## Begin INFORMATION SHOWN

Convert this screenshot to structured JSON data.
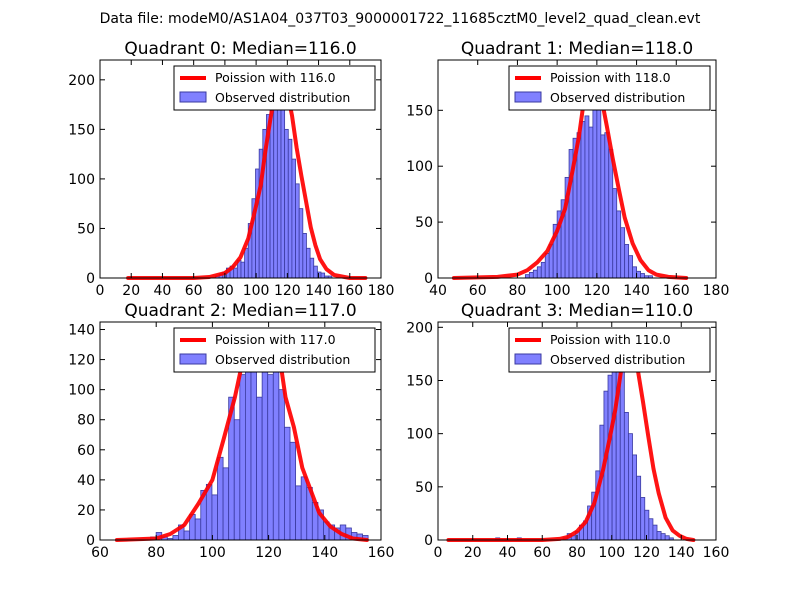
{
  "figure": {
    "suptitle": "Data file: modeM0/AS1A04_037T03_9000001722_11685cztM0_level2_quad_clean.evt"
  },
  "colors": {
    "bar_fill": "#8080ff",
    "bar_edge": "#3a3aa0",
    "curve": "#ff0000",
    "legend_edge": "#000000"
  },
  "chart_data": [
    {
      "type": "bar",
      "title": "Quadrant 0: Median=116.0",
      "xlim": [
        0,
        180
      ],
      "ylim": [
        0,
        220
      ],
      "xticks": [
        0,
        20,
        40,
        60,
        80,
        100,
        120,
        140,
        160,
        180
      ],
      "yticks": [
        0,
        50,
        100,
        150,
        200
      ],
      "legend": {
        "position": "top-right",
        "curve_label": "Poission with 116.0",
        "bar_label": "Observed distribution"
      },
      "hist": {
        "bin_start": 74,
        "bin_width": 2.33,
        "counts": [
          2,
          4,
          6,
          10,
          12,
          10,
          18,
          16,
          30,
          55,
          80,
          110,
          130,
          150,
          165,
          180,
          170,
          205,
          190,
          150,
          140,
          120,
          95,
          70,
          45,
          30,
          20,
          12,
          6,
          5,
          2,
          2
        ]
      },
      "poisson": {
        "x": [
          18,
          60,
          70,
          80,
          85,
          90,
          95,
          100,
          103,
          106,
          109,
          112,
          115,
          116,
          117,
          120,
          123,
          126,
          129,
          132,
          135,
          138,
          141,
          145,
          150,
          160,
          170
        ],
        "y": [
          0,
          0,
          1,
          5,
          11,
          21,
          40,
          73,
          94,
          129,
          159,
          187,
          208,
          210,
          208,
          187,
          164,
          131,
          103,
          77,
          51,
          33,
          19,
          9,
          3,
          0,
          0
        ]
      }
    },
    {
      "type": "bar",
      "title": "Quadrant 1: Median=118.0",
      "xlim": [
        40,
        180
      ],
      "ylim": [
        0,
        195
      ],
      "xticks": [
        40,
        60,
        80,
        100,
        120,
        140,
        160,
        180
      ],
      "yticks": [
        0,
        50,
        100,
        150
      ],
      "legend": {
        "position": "top-right",
        "curve_label": "Poission with 118.0",
        "bar_label": "Observed distribution"
      },
      "hist": {
        "bin_start": 84,
        "bin_width": 2.0,
        "counts": [
          3,
          5,
          7,
          10,
          14,
          22,
          30,
          48,
          60,
          70,
          90,
          115,
          125,
          130,
          140,
          145,
          135,
          160,
          160,
          128,
          130,
          115,
          80,
          60,
          45,
          30,
          20,
          10,
          6,
          4,
          2,
          2
        ]
      },
      "poisson": {
        "x": [
          48,
          70,
          80,
          85,
          90,
          95,
          100,
          104,
          108,
          111,
          114,
          116,
          118,
          120,
          122,
          125,
          128,
          131,
          134,
          138,
          142,
          146,
          150,
          156,
          165
        ],
        "y": [
          0,
          1,
          3,
          7,
          14,
          24,
          42,
          62,
          98,
          127,
          165,
          181,
          188,
          181,
          164,
          136,
          107,
          80,
          54,
          31,
          16,
          7,
          3,
          1,
          0
        ]
      }
    },
    {
      "type": "bar",
      "title": "Quadrant 2: Median=117.0",
      "xlim": [
        60,
        160
      ],
      "ylim": [
        0,
        145
      ],
      "xticks": [
        60,
        80,
        100,
        120,
        140,
        160
      ],
      "yticks": [
        0,
        20,
        40,
        60,
        80,
        100,
        120,
        140
      ],
      "legend": {
        "position": "top-right",
        "curve_label": "Poission with 117.0",
        "bar_label": "Observed distribution"
      },
      "hist": {
        "bin_start": 78,
        "bin_width": 1.985,
        "counts": [
          2,
          5,
          2,
          1,
          3,
          10,
          6,
          17,
          14,
          33,
          37,
          30,
          55,
          48,
          95,
          80,
          110,
          130,
          130,
          95,
          120,
          110,
          130,
          100,
          75,
          65,
          36,
          42,
          35,
          25,
          20,
          12,
          10,
          8,
          10,
          8,
          5,
          4,
          3
        ]
      },
      "poisson": {
        "x": [
          66,
          80,
          85,
          90,
          95,
          100,
          104,
          108,
          111,
          114,
          116,
          117,
          118,
          120,
          122,
          124,
          126,
          129,
          132,
          135,
          138,
          142,
          146,
          150,
          155
        ],
        "y": [
          0,
          1,
          4,
          10,
          24,
          40,
          67,
          95,
          121,
          134,
          139,
          139,
          139,
          134,
          127,
          121,
          95,
          75,
          48,
          33,
          18,
          9,
          4,
          1,
          0
        ]
      }
    },
    {
      "type": "bar",
      "title": "Quadrant 3: Median=110.0",
      "xlim": [
        0,
        160
      ],
      "ylim": [
        0,
        205
      ],
      "xticks": [
        0,
        20,
        40,
        60,
        80,
        100,
        120,
        140,
        160
      ],
      "yticks": [
        0,
        50,
        100,
        150,
        200
      ],
      "legend": {
        "position": "top-right",
        "curve_label": "Poission with 110.0",
        "bar_label": "Observed distribution"
      },
      "hist": {
        "bin_start": 72,
        "bin_width": 2.35,
        "counts": [
          2,
          6,
          4,
          8,
          14,
          18,
          32,
          45,
          65,
          108,
          140,
          155,
          180,
          190,
          160,
          120,
          100,
          80,
          60,
          40,
          28,
          20,
          14,
          8,
          6,
          4,
          2
        ],
        "extra": [
          [
            33.2,
            2
          ],
          [
            45.6,
            2
          ]
        ]
      },
      "poisson": {
        "x": [
          6,
          60,
          70,
          75,
          80,
          85,
          90,
          95,
          99,
          102,
          105,
          108,
          110,
          112,
          115,
          118,
          121,
          124,
          127,
          131,
          135,
          139,
          143,
          147
        ],
        "y": [
          0,
          0,
          1,
          3,
          8,
          17,
          35,
          66,
          97,
          122,
          155,
          186,
          190,
          186,
          160,
          130,
          98,
          67,
          44,
          21,
          9,
          4,
          1,
          0
        ]
      }
    }
  ]
}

## End INFORMATION SHOWN

Your job is to transcribe the entries above exactly; skip the pictures.

● **RESULT FOR THIS EXERCISE**
Convert this screenshot to structured JSON data.
{
  "figure": {
    "suptitle": "Data file: modeM0/AS1A04_037T03_9000001722_11685cztM0_level2_quad_clean.evt"
  },
  "colors": {
    "bar_fill": "#8080ff",
    "bar_edge": "#3a3aa0",
    "curve": "#ff0000",
    "legend_edge": "#000000"
  },
  "chart_data": [
    {
      "type": "bar",
      "title": "Quadrant 0: Median=116.0",
      "xlim": [
        0,
        180
      ],
      "ylim": [
        0,
        220
      ],
      "xticks": [
        0,
        20,
        40,
        60,
        80,
        100,
        120,
        140,
        160,
        180
      ],
      "yticks": [
        0,
        50,
        100,
        150,
        200
      ],
      "legend": {
        "position": "top-right",
        "curve_label": "Poission with 116.0",
        "bar_label": "Observed distribution"
      },
      "hist": {
        "bin_start": 74,
        "bin_width": 2.33,
        "counts": [
          2,
          4,
          6,
          10,
          12,
          10,
          18,
          16,
          30,
          55,
          80,
          110,
          130,
          150,
          165,
          180,
          170,
          205,
          190,
          150,
          140,
          120,
          95,
          70,
          45,
          30,
          20,
          12,
          6,
          5,
          2,
          2
        ]
      },
      "poisson": {
        "x": [
          18,
          60,
          70,
          80,
          85,
          90,
          95,
          100,
          103,
          106,
          109,
          112,
          115,
          116,
          117,
          120,
          123,
          126,
          129,
          132,
          135,
          138,
          141,
          145,
          150,
          160,
          170
        ],
        "y": [
          0,
          0,
          1,
          5,
          11,
          21,
          40,
          73,
          94,
          129,
          159,
          187,
          208,
          210,
          208,
          187,
          164,
          131,
          103,
          77,
          51,
          33,
          19,
          9,
          3,
          0,
          0
        ]
      }
    },
    {
      "type": "bar",
      "title": "Quadrant 1: Median=118.0",
      "xlim": [
        40,
        180
      ],
      "ylim": [
        0,
        195
      ],
      "xticks": [
        40,
        60,
        80,
        100,
        120,
        140,
        160,
        180
      ],
      "yticks": [
        0,
        50,
        100,
        150
      ],
      "legend": {
        "position": "top-right",
        "curve_label": "Poission with 118.0",
        "bar_label": "Observed distribution"
      },
      "hist": {
        "bin_start": 84,
        "bin_width": 2.0,
        "counts": [
          3,
          5,
          7,
          10,
          14,
          22,
          30,
          48,
          60,
          70,
          90,
          115,
          125,
          130,
          140,
          145,
          135,
          160,
          160,
          128,
          130,
          115,
          80,
          60,
          45,
          30,
          20,
          10,
          6,
          4,
          2,
          2
        ]
      },
      "poisson": {
        "x": [
          48,
          70,
          80,
          85,
          90,
          95,
          100,
          104,
          108,
          111,
          114,
          116,
          118,
          120,
          122,
          125,
          128,
          131,
          134,
          138,
          142,
          146,
          150,
          156,
          165
        ],
        "y": [
          0,
          1,
          3,
          7,
          14,
          24,
          42,
          62,
          98,
          127,
          165,
          181,
          188,
          181,
          164,
          136,
          107,
          80,
          54,
          31,
          16,
          7,
          3,
          1,
          0
        ]
      }
    },
    {
      "type": "bar",
      "title": "Quadrant 2: Median=117.0",
      "xlim": [
        60,
        160
      ],
      "ylim": [
        0,
        145
      ],
      "xticks": [
        60,
        80,
        100,
        120,
        140,
        160
      ],
      "yticks": [
        0,
        20,
        40,
        60,
        80,
        100,
        120,
        140
      ],
      "legend": {
        "position": "top-right",
        "curve_label": "Poission with 117.0",
        "bar_label": "Observed distribution"
      },
      "hist": {
        "bin_start": 78,
        "bin_width": 1.985,
        "counts": [
          2,
          5,
          2,
          1,
          3,
          10,
          6,
          17,
          14,
          33,
          37,
          30,
          55,
          48,
          95,
          80,
          110,
          130,
          130,
          95,
          120,
          110,
          130,
          100,
          75,
          65,
          36,
          42,
          35,
          25,
          20,
          12,
          10,
          8,
          10,
          8,
          5,
          4,
          3
        ]
      },
      "poisson": {
        "x": [
          66,
          80,
          85,
          90,
          95,
          100,
          104,
          108,
          111,
          114,
          116,
          117,
          118,
          120,
          122,
          124,
          126,
          129,
          132,
          135,
          138,
          142,
          146,
          150,
          155
        ],
        "y": [
          0,
          1,
          4,
          10,
          24,
          40,
          67,
          95,
          121,
          134,
          139,
          139,
          139,
          134,
          127,
          121,
          95,
          75,
          48,
          33,
          18,
          9,
          4,
          1,
          0
        ]
      }
    },
    {
      "type": "bar",
      "title": "Quadrant 3: Median=110.0",
      "xlim": [
        0,
        160
      ],
      "ylim": [
        0,
        205
      ],
      "xticks": [
        0,
        20,
        40,
        60,
        80,
        100,
        120,
        140,
        160
      ],
      "yticks": [
        0,
        50,
        100,
        150,
        200
      ],
      "legend": {
        "position": "top-right",
        "curve_label": "Poission with 110.0",
        "bar_label": "Observed distribution"
      },
      "hist": {
        "bin_start": 72,
        "bin_width": 2.35,
        "counts": [
          2,
          6,
          4,
          8,
          14,
          18,
          32,
          45,
          65,
          108,
          140,
          155,
          180,
          190,
          160,
          120,
          100,
          80,
          60,
          40,
          28,
          20,
          14,
          8,
          6,
          4,
          2
        ],
        "extra": [
          [
            33.2,
            2
          ],
          [
            45.6,
            2
          ]
        ]
      },
      "poisson": {
        "x": [
          6,
          60,
          70,
          75,
          80,
          85,
          90,
          95,
          99,
          102,
          105,
          108,
          110,
          112,
          115,
          118,
          121,
          124,
          127,
          131,
          135,
          139,
          143,
          147
        ],
        "y": [
          0,
          0,
          1,
          3,
          8,
          17,
          35,
          66,
          97,
          122,
          155,
          186,
          190,
          186,
          160,
          130,
          98,
          67,
          44,
          21,
          9,
          4,
          1,
          0
        ]
      }
    }
  ]
}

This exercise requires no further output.